* Selected passage
▬▬▬▬▬▬

The clout of AT&T in the state Capitol was demonstrated anew when a Senate panel sided with the company in a dispute with regulators.


From the LAT's Marc Lifsher: "A key state Senate committee is backing phone giant AT&T Inc. in a clash with regulators over how to update the state's LifeLine program that provides cut-rate phone service for 1.2 million low-income consumers who now must use old-fashioned land lines."

 

"The Senate Energy, Utilities and Communications Committee voted 6 to1 on Monday to support a bill turning LifeLine into a voucher system, providing discounts on phone services and getting rid of most oversight by the California Public Utilities Commission. The bill goes to the Senate Appropriations Committee in August."

 

"Users now pay about $7 a month for a LifeLine package of basic services determined by the PUC. Lifeline, similar to other state programs providing lower-cost electricity and natural gas service for the poor, is financed by ratepayers through a small surcharge on monthly bills."

 

One of the two fatalities at the  crash of an Asiana plane at SFO was a 16-year-old girl -- and authorities are investigating whether she had been run over by an emergency vehicle.

 

From the Chronicle's Jaxon Van Derbeken: "The San Francisco Police Department's hit-and-run detail is investigating the death of a 16-year-old girl who may have been run over by a fire truck after the crash of Asiana Airlines Flight 214, authorities said Monday."

 

"The girl's body was found near an evacuation slide after the plane crashed Saturday at San Francisco International Airport. Fire ChiefJoanne Hayes-White said the girl suffered injuries consistent with being struck by a fire truck or other vehicle."

▬▬▬▬▬▬

* Task statement
Could you write the next part of the California news roundup on AT&T and the Asiana crash, picking up right after its final sentence? The listing that follows comes from a separate source.

▬▬▬▬▬▬

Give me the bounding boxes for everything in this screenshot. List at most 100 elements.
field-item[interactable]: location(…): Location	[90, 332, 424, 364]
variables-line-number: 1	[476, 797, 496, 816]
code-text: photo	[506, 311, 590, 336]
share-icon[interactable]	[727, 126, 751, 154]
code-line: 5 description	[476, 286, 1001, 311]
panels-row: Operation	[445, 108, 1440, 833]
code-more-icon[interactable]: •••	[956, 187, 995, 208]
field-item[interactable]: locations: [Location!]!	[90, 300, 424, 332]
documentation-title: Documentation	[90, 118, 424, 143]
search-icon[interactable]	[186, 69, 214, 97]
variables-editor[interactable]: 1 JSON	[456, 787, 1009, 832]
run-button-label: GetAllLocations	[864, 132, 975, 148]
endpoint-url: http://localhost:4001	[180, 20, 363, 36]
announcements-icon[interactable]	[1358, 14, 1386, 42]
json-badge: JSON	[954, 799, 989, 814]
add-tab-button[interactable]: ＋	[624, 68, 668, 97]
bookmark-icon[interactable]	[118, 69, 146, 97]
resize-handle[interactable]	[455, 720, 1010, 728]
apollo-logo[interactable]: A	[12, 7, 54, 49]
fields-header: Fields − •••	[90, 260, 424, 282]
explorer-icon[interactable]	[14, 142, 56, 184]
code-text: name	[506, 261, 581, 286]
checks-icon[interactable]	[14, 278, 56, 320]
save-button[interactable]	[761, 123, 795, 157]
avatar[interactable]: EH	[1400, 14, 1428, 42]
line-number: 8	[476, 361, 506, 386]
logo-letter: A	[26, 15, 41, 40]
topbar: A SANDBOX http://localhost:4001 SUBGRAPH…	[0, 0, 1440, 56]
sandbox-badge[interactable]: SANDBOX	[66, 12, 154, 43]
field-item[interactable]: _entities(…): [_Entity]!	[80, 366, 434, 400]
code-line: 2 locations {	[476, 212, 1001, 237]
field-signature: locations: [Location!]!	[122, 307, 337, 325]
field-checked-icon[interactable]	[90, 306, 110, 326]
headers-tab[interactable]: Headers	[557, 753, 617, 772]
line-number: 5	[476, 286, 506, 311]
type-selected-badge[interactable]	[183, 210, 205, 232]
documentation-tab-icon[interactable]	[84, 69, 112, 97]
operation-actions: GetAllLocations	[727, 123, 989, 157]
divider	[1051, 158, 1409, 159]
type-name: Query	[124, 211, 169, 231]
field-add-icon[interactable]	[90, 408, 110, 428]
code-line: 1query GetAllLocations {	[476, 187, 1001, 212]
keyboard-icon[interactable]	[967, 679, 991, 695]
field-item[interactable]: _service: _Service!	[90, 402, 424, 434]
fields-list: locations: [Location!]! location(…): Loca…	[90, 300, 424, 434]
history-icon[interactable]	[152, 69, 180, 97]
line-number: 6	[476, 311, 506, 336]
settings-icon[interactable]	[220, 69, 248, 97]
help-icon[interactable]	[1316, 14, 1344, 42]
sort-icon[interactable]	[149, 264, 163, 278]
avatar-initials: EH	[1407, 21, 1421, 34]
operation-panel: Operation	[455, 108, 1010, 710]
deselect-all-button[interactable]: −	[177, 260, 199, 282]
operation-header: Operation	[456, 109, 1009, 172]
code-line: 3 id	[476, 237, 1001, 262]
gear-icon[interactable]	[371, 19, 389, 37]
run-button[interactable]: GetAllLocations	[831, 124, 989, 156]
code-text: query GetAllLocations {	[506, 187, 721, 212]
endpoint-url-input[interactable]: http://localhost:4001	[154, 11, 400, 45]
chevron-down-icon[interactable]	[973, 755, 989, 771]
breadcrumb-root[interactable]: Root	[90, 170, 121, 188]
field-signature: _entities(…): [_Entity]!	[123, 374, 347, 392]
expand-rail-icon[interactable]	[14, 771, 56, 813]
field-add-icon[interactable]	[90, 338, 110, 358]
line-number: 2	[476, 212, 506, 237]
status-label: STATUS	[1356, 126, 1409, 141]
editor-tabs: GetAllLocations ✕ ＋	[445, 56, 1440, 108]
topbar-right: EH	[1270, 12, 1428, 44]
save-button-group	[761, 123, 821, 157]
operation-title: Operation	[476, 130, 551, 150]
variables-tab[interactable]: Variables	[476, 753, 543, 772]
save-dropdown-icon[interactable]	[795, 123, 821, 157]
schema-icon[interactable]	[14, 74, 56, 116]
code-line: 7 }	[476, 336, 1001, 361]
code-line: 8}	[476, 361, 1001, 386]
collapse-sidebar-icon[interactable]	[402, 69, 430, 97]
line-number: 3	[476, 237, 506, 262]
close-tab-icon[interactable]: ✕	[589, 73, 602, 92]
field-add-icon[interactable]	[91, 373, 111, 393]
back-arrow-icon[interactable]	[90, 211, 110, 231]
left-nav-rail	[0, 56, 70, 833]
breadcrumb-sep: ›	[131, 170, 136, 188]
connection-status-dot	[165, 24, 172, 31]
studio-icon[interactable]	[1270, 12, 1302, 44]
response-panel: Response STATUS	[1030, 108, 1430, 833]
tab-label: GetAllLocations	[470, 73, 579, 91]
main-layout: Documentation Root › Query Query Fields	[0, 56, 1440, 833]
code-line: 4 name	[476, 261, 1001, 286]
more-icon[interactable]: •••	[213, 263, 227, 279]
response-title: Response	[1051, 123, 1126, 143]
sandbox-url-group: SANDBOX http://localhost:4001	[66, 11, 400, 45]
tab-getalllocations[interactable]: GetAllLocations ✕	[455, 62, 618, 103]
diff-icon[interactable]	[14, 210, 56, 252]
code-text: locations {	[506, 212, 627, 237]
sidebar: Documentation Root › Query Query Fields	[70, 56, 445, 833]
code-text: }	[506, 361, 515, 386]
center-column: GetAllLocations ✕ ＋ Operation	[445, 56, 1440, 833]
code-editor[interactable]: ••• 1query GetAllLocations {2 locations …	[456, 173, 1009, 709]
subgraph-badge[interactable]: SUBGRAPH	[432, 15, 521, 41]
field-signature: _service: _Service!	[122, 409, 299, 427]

▬▬▬▬▬▬

* Answer for this exercise
 

"Law enforcement sources said the Police Department's major accident investigations team has checked tires from several San Francisco fire trucks that responded to the crash."

 

And finally from our "Justice is Blind" file comes word of a juror who called the court to say she couldn't make it in that day. She wasn't sick, she was snockered.

 

"Nicola Glen, 35, called the court last Thursday to say she had been out drinking until 4am and was too drunk to go in."

 

"She had spent the previous nine days sitting on a jury considering evidence against 18-year-old Grant Farquhar. She missed the closing speeches when she called in drunk."

 

Her actions could have potentially jeopardised the trial and judge Michael O'Grady QC ordered Ms Glen to appear in court on Friday. On Tuesday, he decided not to proceed against Ms Glen, from Edinburgh, on a charge of contempt."

 

"He came to the decision after hearing how Ms Glen had recently split from a long term partner and she had gone out because she had been "stressed" from hearing the "harrowing" evidence."